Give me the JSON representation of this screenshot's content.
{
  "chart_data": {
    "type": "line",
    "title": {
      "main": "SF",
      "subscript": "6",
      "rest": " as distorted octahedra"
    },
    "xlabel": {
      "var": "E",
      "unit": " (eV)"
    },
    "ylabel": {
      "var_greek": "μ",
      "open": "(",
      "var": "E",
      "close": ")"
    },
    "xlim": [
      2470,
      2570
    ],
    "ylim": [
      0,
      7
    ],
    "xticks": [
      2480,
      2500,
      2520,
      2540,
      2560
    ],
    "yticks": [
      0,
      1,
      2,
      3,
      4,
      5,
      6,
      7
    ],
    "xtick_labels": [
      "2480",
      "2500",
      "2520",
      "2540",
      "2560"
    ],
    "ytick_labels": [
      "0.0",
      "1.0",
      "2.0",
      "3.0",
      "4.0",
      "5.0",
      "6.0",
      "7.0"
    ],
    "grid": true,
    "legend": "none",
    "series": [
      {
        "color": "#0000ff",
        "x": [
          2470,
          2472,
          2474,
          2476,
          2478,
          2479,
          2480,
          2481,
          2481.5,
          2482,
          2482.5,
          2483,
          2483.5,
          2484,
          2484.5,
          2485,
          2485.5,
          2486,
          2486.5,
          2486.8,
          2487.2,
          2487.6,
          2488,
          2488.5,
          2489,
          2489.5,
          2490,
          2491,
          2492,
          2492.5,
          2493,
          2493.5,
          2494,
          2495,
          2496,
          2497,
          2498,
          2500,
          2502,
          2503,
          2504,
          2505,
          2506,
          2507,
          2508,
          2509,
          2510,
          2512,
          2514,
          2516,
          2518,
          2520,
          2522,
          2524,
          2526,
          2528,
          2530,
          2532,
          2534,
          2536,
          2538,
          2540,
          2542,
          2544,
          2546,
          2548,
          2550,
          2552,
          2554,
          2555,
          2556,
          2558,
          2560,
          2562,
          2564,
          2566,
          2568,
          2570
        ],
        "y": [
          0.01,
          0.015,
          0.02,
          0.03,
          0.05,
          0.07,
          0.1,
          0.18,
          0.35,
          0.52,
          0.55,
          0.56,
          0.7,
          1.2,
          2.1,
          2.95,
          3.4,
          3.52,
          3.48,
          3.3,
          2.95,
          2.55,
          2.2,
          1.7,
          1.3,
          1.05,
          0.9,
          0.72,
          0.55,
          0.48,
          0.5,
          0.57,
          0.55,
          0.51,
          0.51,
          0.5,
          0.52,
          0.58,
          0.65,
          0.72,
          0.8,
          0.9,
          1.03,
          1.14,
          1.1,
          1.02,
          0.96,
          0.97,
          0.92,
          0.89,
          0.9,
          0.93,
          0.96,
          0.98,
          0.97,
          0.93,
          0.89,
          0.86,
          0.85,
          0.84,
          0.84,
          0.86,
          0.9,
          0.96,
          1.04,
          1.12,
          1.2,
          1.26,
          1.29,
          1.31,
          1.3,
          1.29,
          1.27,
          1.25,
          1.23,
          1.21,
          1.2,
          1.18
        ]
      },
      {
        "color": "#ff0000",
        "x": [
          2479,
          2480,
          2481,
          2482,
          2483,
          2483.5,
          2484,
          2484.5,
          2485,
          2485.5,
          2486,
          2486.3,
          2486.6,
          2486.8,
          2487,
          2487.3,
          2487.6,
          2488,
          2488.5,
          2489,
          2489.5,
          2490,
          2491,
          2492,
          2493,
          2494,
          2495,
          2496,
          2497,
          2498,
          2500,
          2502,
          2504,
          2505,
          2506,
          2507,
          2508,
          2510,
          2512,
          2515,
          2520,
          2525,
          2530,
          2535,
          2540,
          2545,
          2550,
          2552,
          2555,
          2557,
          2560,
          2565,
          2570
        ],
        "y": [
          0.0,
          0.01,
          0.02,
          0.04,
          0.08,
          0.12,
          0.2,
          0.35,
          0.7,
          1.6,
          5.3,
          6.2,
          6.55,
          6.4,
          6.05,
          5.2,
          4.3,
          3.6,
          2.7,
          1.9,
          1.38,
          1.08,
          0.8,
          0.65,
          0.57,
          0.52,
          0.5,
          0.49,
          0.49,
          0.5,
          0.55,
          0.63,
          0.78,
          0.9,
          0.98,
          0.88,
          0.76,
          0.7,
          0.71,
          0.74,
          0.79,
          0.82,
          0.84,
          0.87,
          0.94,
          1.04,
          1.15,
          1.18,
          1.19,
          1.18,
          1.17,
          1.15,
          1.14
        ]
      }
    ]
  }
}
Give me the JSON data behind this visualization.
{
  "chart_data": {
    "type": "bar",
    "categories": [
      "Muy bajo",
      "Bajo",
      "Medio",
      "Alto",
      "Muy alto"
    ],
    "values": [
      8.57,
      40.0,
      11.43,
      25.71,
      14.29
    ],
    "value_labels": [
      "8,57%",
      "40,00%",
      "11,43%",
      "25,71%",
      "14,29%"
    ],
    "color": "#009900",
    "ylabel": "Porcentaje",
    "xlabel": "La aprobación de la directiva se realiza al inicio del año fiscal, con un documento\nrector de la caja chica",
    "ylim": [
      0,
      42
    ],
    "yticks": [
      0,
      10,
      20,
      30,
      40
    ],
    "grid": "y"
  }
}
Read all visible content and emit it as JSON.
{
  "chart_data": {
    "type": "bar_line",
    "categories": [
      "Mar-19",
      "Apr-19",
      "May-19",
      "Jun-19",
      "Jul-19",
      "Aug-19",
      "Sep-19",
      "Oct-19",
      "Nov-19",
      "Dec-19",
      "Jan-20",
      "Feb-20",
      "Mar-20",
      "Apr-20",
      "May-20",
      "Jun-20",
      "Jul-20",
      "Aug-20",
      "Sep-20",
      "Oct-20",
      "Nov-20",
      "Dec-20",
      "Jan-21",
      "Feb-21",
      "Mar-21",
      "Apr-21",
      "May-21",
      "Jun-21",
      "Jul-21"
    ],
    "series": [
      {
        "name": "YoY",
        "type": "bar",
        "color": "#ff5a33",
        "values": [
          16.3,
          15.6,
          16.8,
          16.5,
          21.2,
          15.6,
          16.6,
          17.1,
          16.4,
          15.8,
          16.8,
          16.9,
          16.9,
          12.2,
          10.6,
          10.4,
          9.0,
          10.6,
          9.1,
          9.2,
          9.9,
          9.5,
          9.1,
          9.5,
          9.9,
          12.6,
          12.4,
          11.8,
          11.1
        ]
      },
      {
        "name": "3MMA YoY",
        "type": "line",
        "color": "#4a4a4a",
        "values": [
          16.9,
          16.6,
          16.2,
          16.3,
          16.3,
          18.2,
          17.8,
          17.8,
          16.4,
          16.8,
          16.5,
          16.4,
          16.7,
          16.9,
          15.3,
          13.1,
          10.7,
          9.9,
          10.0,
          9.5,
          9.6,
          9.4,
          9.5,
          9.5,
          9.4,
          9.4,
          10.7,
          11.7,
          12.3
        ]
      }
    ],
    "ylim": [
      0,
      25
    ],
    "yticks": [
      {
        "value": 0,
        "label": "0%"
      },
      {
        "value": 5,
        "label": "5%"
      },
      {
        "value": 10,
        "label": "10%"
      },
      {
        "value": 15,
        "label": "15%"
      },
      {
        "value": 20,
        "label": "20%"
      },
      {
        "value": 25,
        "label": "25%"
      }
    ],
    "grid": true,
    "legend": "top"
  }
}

_ _ _ _ _ _ _

■ Directions ■
Search the data for the word "type" and copy each line where it appears.

■ Task output ■
    "type": "line",
    "type": "bar",
    "type": "bar_line",
        "type": "bar",
        "type": "line",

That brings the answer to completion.